**Exercise input:**
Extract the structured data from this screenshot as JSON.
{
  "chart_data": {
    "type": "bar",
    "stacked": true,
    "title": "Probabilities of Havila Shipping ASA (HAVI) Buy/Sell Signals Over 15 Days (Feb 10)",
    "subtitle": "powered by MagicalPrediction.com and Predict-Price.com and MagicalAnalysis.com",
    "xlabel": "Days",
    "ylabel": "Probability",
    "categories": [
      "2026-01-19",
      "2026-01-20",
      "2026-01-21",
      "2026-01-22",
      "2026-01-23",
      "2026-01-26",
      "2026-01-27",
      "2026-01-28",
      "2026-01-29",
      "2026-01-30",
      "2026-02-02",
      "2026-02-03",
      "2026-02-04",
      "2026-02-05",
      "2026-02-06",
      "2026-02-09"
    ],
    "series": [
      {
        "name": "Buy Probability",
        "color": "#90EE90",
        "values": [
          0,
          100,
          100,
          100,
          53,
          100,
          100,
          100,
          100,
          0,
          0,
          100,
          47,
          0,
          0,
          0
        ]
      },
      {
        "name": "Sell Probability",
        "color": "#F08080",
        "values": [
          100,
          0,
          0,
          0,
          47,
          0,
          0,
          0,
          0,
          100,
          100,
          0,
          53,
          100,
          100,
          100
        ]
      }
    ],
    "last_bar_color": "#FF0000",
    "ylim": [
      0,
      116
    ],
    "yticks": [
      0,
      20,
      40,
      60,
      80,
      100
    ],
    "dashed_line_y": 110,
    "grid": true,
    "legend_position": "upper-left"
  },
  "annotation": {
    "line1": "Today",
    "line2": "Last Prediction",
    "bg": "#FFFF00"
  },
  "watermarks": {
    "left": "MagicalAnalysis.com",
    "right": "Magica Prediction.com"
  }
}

**Given exercise:** Repeat the data above exactly.

**Finished answer:**
Extract the structured data from this screenshot as JSON.
{
  "chart_data": {
    "type": "bar",
    "stacked": true,
    "title": "Probabilities of Havila Shipping ASA (HAVI) Buy/Sell Signals Over 15 Days (Feb 10)",
    "subtitle": "powered by MagicalPrediction.com and Predict-Price.com and MagicalAnalysis.com",
    "xlabel": "Days",
    "ylabel": "Probability",
    "categories": [
      "2026-01-19",
      "2026-01-20",
      "2026-01-21",
      "2026-01-22",
      "2026-01-23",
      "2026-01-26",
      "2026-01-27",
      "2026-01-28",
      "2026-01-29",
      "2026-01-30",
      "2026-02-02",
      "2026-02-03",
      "2026-02-04",
      "2026-02-05",
      "2026-02-06",
      "2026-02-09"
    ],
    "series": [
      {
        "name": "Buy Probability",
        "color": "#90EE90",
        "values": [
          0,
          100,
          100,
          100,
          53,
          100,
          100,
          100,
          100,
          0,
          0,
          100,
          47,
          0,
          0,
          0
        ]
      },
      {
        "name": "Sell Probability",
        "color": "#F08080",
        "values": [
          100,
          0,
          0,
          0,
          47,
          0,
          0,
          0,
          0,
          100,
          100,
          0,
          53,
          100,
          100,
          100
        ]
      }
    ],
    "last_bar_color": "#FF0000",
    "ylim": [
      0,
      116
    ],
    "yticks": [
      0,
      20,
      40,
      60,
      80,
      100
    ],
    "dashed_line_y": 110,
    "grid": true,
    "legend_position": "upper-left"
  },
  "annotation": {
    "line1": "Today",
    "line2": "Last Prediction",
    "bg": "#FFFF00"
  },
  "watermarks": {
    "left": "MagicalAnalysis.com",
    "right": "Magica Prediction.com"
  }
}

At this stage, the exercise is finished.